**BRIEF**
In the mosque stabbing report, set down everything from "The bearded defendant" down to "number of years." word for word.

**DOCUMENT EXCERPT**
Homeless man, 29, accused of stabbing prayer leader in neck had been attending Regent’s Park mosque for ‘a number of years’ before attack, court hears
- Daniel Horton, 29, knew prayer caller Raafat Maglad, 70, a court has heard
- Bearded defendant spoke only to confirm his name and age in court today
- He has been accused of grievous bodily harm and possession of a bladed article
The homeless man accused of stabbing a prayer leader in the neck at Regent’s Park mosque had been attending the place of worship for ‘a number of years’ before the attack, a court has heard.
Daniel Horton, 29, of no fixed address, spoke only to confirm his British nationality, name and date of birth when he appeared at Westminster Magistrates’ court today.
The bearded defendant wore a grey tracksuit and kept his head bowed throughout proceedings. He has been accused of grievous bodily harm and possession of a bladed article.
Raafat Maglad, 70, returned to London Central Mosque today less than 24 hours after the incident.
Daniel Horton, 29, was charged with GBH and possession of a bladed article on Friday after he allegedly stabbed Raafat Maglad, 70, at London Central Mosque
Mr Maglad, who leads the call to prayer, returned to the mosque less than 24 hours later
Mr Maglad, known as the muezzin – the person who makes the call to prayer – returned to the mosque for Friday prayers, less than 24 hours after the incident.
Prosecutor Tanyia Dogra said the victim had suffered a 1.5cm wound to his neck.
She told the court the victim and defendant were known to each other because Horton had been attending the mosque for a number of years.
Horton, who the court heard had been sleeping rough since last year, was remanded in custody by District Judge Nina Tempia to appear at Southwark Crown Court on March 20.
A man points to a knife on the floor following the incident at the Regent’s Park Mosque
On Thursday afternoon police were called to The London Central mosque near Regent’s Park and found that worshippers had pinned the suspect to the ground.
The Metropolitan Police arrived minutes later to the mosque shortly after 3pm, and arrested the attacker on suspicion of attempted murder.
Mr Maqlad was flanked by security at the mosque yesterday, saying: ‘I forgive him. I feel no hatred for him, he’s a human being and what happened to me is my fate.
‘However the law must be implemented. All I can remember is someone approaching me from behind and then feeling great pain in my neck.
‘He did not say anything to me. It was a really deep cut. I rushed myself out of the room and someone rushed me to hospital.
‘I’m still in pain but I wanted to come here today and pray. I felt it was important to do that but now I’m returning to hospital. I don’t know the man. I have seen him in the mosque before but I don’t know much about him.’

**RECORDS SHOWN**
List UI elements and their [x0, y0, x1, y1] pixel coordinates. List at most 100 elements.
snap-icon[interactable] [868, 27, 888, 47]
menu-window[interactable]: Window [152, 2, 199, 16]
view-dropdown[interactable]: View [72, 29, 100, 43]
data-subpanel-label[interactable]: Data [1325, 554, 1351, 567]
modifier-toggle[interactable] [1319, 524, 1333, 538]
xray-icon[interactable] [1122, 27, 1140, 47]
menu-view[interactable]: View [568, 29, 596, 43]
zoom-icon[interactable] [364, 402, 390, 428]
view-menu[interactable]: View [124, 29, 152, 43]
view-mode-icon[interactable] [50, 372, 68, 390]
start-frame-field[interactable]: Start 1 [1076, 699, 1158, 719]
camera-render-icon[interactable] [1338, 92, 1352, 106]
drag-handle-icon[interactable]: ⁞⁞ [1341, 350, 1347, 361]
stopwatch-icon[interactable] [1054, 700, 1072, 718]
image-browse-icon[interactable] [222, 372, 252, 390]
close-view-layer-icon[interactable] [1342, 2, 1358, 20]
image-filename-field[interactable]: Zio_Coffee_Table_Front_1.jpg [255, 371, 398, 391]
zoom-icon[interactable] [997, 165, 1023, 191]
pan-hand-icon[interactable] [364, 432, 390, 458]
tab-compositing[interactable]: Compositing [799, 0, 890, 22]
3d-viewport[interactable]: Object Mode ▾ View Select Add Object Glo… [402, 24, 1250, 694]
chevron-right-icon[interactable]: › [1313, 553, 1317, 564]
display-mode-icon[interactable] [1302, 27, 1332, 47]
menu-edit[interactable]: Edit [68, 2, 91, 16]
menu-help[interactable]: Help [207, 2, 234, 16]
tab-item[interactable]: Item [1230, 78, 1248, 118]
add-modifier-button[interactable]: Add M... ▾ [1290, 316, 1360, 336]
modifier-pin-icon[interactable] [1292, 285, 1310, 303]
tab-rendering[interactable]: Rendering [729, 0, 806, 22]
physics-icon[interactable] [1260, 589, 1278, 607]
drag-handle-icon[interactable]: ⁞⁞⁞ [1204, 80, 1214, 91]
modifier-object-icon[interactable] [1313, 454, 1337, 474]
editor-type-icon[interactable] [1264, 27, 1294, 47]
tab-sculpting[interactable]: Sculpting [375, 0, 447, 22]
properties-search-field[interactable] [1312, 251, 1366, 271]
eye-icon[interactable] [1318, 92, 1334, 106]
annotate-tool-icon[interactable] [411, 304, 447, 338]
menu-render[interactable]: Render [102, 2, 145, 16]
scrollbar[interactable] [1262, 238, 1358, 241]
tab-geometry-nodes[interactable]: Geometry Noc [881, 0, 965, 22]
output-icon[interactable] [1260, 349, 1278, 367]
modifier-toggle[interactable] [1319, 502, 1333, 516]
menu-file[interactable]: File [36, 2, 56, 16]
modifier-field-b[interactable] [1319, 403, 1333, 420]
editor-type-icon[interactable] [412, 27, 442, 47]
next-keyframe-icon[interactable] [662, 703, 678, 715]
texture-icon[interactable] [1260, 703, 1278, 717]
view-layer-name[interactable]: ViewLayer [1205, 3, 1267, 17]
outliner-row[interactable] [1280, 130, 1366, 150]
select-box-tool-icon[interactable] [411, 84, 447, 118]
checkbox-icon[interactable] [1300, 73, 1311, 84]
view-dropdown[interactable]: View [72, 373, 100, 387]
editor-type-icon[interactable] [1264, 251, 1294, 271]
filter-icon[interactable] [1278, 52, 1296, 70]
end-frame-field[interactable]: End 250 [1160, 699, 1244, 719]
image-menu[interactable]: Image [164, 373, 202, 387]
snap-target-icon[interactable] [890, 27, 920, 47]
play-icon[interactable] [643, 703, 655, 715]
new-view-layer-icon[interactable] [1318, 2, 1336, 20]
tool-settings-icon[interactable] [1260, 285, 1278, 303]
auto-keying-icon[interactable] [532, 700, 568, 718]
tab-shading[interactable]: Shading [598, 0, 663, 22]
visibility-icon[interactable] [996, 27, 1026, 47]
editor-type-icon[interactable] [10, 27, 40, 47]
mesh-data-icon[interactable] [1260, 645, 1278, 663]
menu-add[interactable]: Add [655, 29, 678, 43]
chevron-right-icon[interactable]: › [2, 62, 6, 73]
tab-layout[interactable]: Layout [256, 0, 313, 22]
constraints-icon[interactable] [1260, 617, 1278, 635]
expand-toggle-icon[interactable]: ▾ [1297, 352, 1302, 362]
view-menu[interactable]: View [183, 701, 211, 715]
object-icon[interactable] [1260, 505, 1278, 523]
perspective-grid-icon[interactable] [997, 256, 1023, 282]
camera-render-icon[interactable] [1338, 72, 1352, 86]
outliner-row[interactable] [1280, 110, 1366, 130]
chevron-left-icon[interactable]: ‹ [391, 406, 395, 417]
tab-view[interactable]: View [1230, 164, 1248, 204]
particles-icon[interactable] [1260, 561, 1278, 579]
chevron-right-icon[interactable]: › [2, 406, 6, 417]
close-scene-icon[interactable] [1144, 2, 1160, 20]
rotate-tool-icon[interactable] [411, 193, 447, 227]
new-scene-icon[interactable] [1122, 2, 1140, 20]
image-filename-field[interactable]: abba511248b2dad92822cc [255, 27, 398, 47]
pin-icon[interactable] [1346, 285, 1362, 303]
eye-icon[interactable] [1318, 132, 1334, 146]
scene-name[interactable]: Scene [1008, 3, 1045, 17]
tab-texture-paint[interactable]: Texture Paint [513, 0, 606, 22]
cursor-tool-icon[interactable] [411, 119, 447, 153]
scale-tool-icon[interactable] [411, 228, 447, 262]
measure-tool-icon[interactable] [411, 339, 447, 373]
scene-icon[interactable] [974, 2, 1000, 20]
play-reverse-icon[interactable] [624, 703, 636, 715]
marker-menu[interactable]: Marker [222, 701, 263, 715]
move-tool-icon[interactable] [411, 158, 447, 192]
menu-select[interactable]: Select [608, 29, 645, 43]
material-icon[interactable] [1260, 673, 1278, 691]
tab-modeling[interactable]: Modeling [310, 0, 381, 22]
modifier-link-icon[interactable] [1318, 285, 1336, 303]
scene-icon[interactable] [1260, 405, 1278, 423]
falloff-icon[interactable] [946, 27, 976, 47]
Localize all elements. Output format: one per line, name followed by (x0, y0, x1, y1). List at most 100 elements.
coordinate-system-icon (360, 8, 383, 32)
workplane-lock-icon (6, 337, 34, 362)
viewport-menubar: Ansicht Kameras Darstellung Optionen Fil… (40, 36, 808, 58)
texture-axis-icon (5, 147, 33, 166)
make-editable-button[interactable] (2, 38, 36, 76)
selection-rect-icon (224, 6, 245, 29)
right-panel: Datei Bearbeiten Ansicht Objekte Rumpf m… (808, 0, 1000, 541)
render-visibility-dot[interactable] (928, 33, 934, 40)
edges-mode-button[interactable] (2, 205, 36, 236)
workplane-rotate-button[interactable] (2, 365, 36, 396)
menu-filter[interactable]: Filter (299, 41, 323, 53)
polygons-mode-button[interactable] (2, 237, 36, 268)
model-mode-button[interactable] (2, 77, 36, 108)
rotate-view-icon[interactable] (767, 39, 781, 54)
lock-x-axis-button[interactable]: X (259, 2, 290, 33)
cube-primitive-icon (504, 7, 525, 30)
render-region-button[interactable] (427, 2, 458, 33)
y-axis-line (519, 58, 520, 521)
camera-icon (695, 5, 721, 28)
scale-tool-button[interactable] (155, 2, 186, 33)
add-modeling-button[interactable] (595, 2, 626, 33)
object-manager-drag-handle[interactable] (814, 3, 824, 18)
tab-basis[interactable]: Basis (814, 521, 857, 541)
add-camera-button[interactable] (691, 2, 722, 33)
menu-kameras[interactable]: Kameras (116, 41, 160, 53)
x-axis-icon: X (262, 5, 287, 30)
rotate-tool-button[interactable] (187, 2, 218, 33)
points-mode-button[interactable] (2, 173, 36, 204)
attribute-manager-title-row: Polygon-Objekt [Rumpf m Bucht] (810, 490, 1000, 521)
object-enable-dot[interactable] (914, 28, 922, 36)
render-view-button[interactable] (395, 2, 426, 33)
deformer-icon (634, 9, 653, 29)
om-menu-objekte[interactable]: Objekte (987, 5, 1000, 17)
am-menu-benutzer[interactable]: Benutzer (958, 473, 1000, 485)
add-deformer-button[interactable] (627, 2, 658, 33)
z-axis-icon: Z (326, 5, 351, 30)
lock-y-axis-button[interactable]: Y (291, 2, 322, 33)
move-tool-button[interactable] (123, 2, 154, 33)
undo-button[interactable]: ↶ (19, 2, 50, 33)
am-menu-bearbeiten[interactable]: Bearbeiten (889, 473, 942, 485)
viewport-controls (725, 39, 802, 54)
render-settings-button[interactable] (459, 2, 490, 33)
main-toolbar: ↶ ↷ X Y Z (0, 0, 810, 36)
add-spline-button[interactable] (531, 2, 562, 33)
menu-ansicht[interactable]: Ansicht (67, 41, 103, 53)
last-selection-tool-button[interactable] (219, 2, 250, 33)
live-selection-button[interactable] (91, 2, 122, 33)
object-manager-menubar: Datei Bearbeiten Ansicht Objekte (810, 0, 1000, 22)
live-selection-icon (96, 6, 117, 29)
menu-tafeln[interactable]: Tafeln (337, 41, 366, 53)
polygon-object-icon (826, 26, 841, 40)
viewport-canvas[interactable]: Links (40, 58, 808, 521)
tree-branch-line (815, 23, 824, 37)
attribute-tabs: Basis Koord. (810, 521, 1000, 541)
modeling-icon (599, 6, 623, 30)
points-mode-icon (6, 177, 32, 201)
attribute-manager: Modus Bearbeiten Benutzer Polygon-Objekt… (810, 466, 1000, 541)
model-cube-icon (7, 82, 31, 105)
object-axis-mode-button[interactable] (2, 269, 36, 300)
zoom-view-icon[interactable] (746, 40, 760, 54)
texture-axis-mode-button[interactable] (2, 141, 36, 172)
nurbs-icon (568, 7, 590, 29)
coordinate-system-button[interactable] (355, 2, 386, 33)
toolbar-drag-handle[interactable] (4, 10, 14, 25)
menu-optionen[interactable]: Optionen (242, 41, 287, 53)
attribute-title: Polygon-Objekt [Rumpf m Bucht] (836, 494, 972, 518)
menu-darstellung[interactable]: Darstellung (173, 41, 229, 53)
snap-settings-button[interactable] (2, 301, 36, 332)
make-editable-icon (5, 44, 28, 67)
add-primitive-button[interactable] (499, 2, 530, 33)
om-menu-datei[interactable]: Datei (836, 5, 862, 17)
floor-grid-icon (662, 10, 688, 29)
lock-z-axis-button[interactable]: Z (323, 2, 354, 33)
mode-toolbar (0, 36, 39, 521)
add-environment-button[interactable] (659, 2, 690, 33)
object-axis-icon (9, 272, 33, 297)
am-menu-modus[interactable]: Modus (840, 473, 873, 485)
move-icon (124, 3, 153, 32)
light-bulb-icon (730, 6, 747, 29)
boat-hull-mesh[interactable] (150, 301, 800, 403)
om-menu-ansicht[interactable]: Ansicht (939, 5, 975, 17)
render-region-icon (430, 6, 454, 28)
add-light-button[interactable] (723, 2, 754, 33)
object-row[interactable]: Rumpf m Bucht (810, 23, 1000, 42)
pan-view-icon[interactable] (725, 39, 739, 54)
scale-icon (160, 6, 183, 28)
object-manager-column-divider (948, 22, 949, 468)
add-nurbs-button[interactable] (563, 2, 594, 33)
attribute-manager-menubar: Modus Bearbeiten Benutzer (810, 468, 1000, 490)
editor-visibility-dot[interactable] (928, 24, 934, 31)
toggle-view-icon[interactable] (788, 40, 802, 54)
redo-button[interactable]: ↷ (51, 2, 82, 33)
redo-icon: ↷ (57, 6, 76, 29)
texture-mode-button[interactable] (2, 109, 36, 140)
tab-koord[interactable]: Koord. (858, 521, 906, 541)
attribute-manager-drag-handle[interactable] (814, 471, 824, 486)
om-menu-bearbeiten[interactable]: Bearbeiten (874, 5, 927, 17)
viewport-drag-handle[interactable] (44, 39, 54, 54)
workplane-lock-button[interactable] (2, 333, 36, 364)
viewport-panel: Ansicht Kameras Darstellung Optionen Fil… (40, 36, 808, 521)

**EXPECTED OUTPUT**
The bearded defendant wore a grey tracksuit and kept his head bowed throughout proceedings. He has been accused of grievous bodily harm and possession of a bladed article.
Raafat Maglad, 70, returned to London Central Mosque today less than 24 hours after the incident.
Daniel Horton, 29, was charged with GBH and possession of a bladed article on Friday after he allegedly stabbed Raafat Maglad, 70, at London Central Mosque
Mr Maglad, who leads the call to prayer, returned to the mosque less than 24 hours later
Mr Maglad, known as the muezzin – the person who makes the call to prayer – returned to the mosque for Friday prayers, less than 24 hours after the incident.
Prosecutor Tanyia Dogra said the victim had suffered a 1.5cm wound to his neck.
She told the court the victim and defendant were known to each other because Horton had been attending the mosque for a number of years.